**TASK PROMPT:** Which lines in the material below contain the word "Definition"? Copy each of them.
** start of INPUT FOR THIS TASK **
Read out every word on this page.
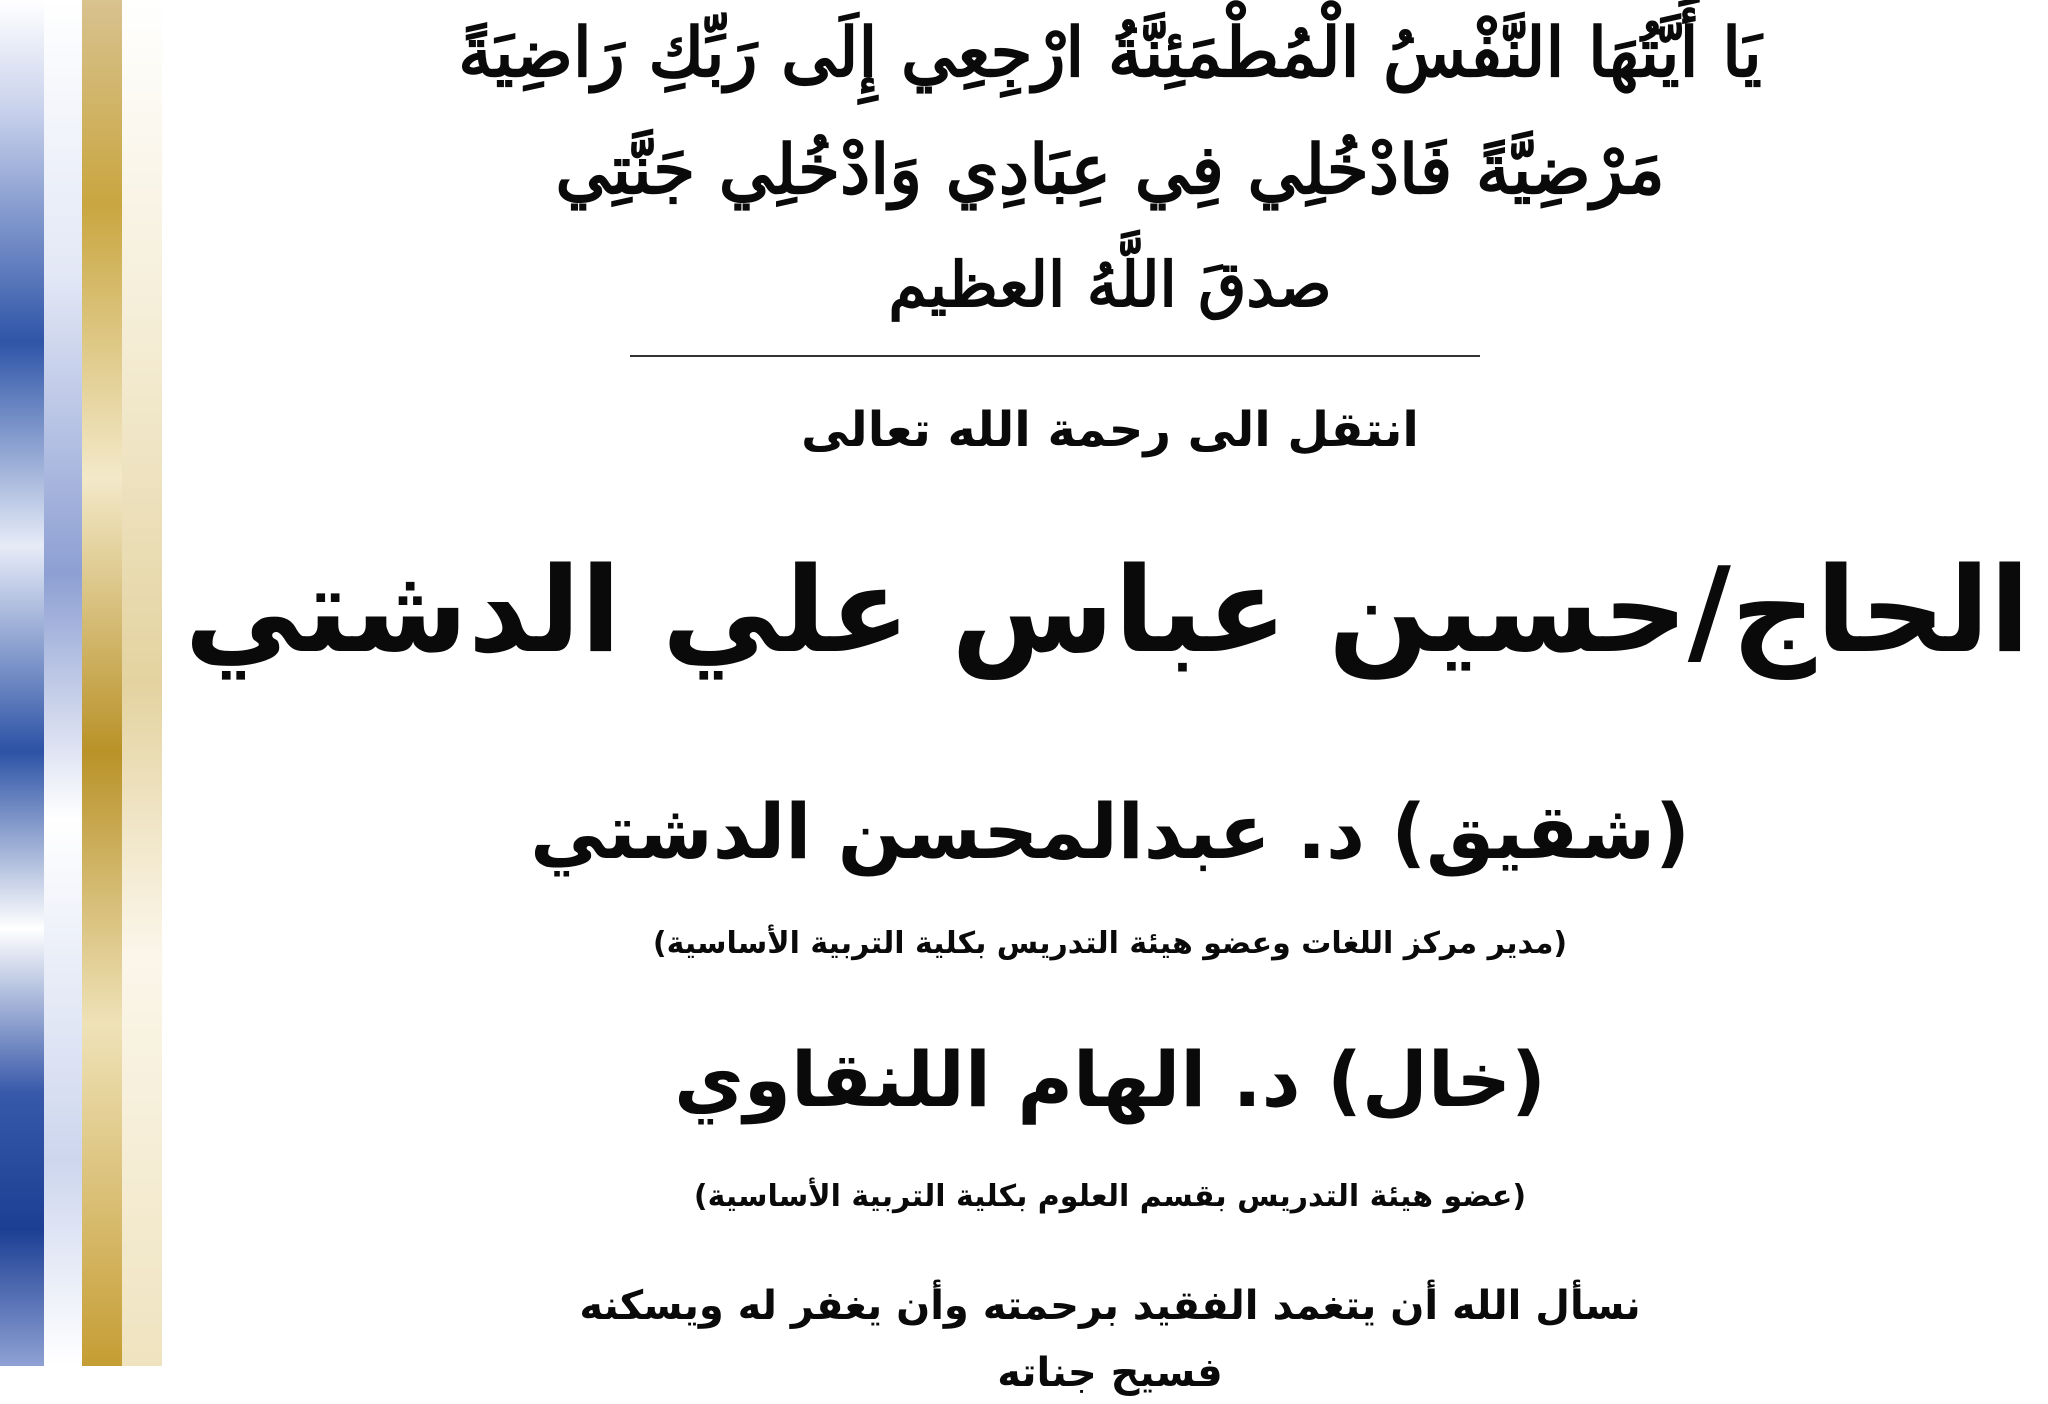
يَا أَيَّتُهَا النَّفْسُ الْمُطْمَئِنَّةُ ارْجِعِي إِلَى رَبِّكِ رَاضِيَةً
مَرْضِيَّةً فَادْخُلِي فِي عِبَادِي وَادْخُلِي جَنَّتِي
صدقَ اللَّهُ العظيم
انتقل الى رحمة الله تعالى
الحاج/حسين عباس علي الدشتي
(شقيق) د. عبدالمحسن الدشتي
(مدير مركز اللغات وعضو هيئة التدريس بكلية التربية الأساسية)
(خال) د. الهام اللنقاوي
(عضو هيئة التدريس بقسم العلوم بكلية التربية الأساسية)
نسأل الله أن يتغمد الفقيد برحمته وأن يغفر له ويسكنه
فسيح جناته
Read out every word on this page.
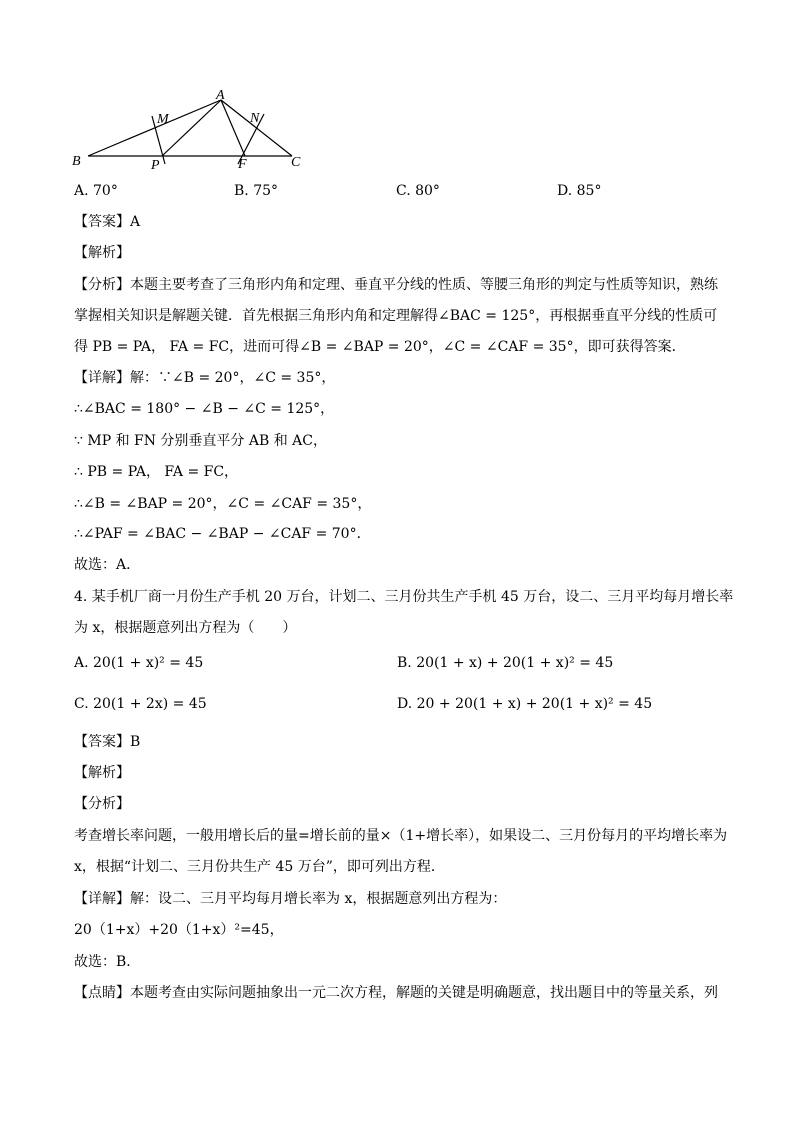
A
M	N
B	P	F	C
A. 70°	B. 75°	C. 80°	D. 85°
【答案】A
【解析】
【分析】本题主要考查了三角形内角和定理、垂直平分线的性质、等腰三角形的判定与性质等知识，熟练
掌握相关知识是解题关键．首先根据三角形内角和定理解得∠BAC = 125°，再根据垂直平分线的性质可
得 PB = PA， FA = FC，进而可得∠B = ∠BAP = 20°，∠C = ∠CAF = 35°，即可获得答案．
【详解】解：∵∠B = 20°，∠C = 35°，
∴∠BAC = 180° − ∠B − ∠C = 125°，
∵ MP 和 FN 分别垂直平分 AB 和 AC，
∴ PB = PA， FA = FC，
∴∠B = ∠BAP = 20°，∠C = ∠CAF = 35°，
∴∠PAF = ∠BAC − ∠BAP − ∠CAF = 70°．
故选：A．
4. 某手机厂商一月份生产手机 20 万台，计划二、三月份共生产手机 45 万台，设二、三月平均每月增长率
为 x，根据题意列出方程为（　　）
A. 20(1 + x)² = 45	B. 20(1 + x) + 20(1 + x)² = 45
C. 20(1 + 2x) = 45	D. 20 + 20(1 + x) + 20(1 + x)² = 45
【答案】B
【解析】
【分析】
考查增长率问题，一般用增长后的量=增长前的量×（1+增长率），如果设二、三月份每月的平均增长率为
x，根据“计划二、三月份共生产 45 万台”，即可列出方程．
【详解】解：设二、三月平均每月增长率为 x，根据题意列出方程为：
20（1+x）+20（1+x）²=45，
故选：B．
【点睛】本题考查由实际问题抽象出一元二次方程，解题的关键是明确题意，找出题目中的等量关系，列
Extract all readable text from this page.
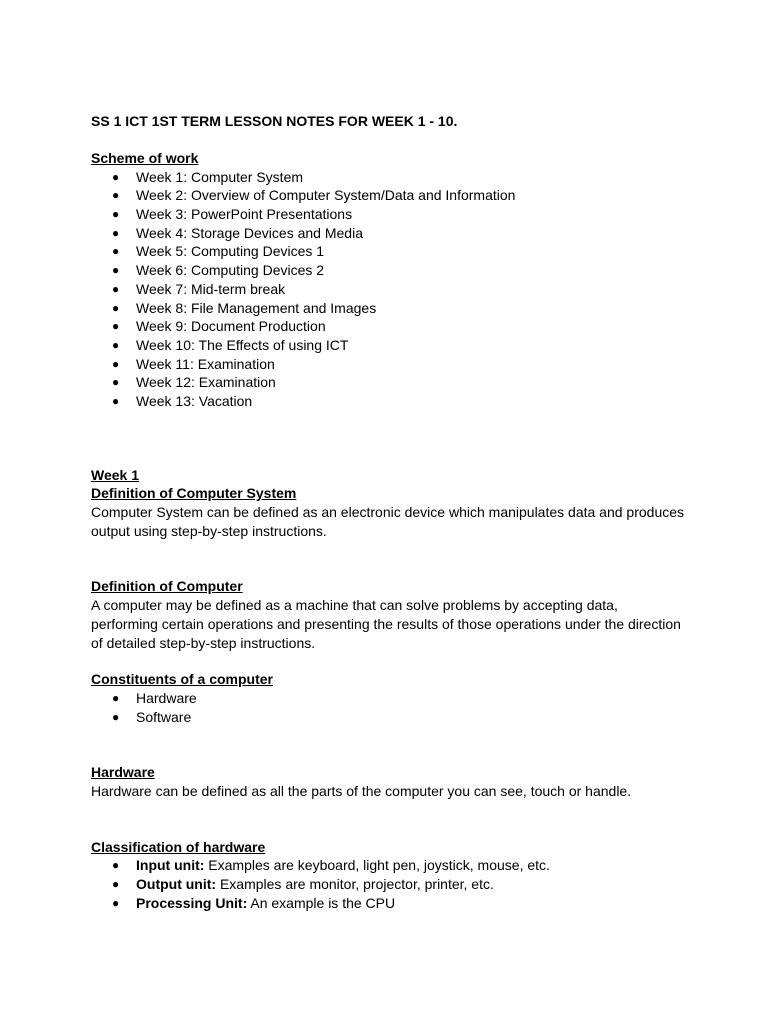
SS 1 ICT 1ST TERM LESSON NOTES FOR WEEK 1 - 10.

Scheme of work

● Week 1: Computer System
● Week 2: Overview of Computer System/Data and Information
● Week 3: PowerPoint Presentations
● Week 4: Storage Devices and Media
● Week 5: Computing Devices 1
● Week 6: Computing Devices 2
● Week 7: Mid-term break
● Week 8: File Management and Images
● Week 9: Document Production
● Week 10: The Effects of using ICT
● Week 11: Examination
● Week 12: Examination
● Week 13: Vacation

Week 1

Definition of Computer System

Computer System can be defined as an electronic device which manipulates data and produces

output using step-by-step instructions.

Definition of Computer

A computer may be defined as a machine that can solve problems by accepting data,

performing certain operations and presenting the results of those operations under the direction

of detailed step-by-step instructions.

Constituents of a computer

● Hardware
● Software

Hardware

Hardware can be defined as all the parts of the computer you can see, touch or handle.

Classification of hardware

● Input unit: Examples are keyboard, light pen, joystick, mouse, etc.
● Output unit: Examples are monitor, projector, printer, etc.
● Processing Unit: An example is the CPU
** end of INPUT FOR THIS TASK **
**SOLUTION TO THE EXERCISE:**
Definition of Computer System
Definition of Computer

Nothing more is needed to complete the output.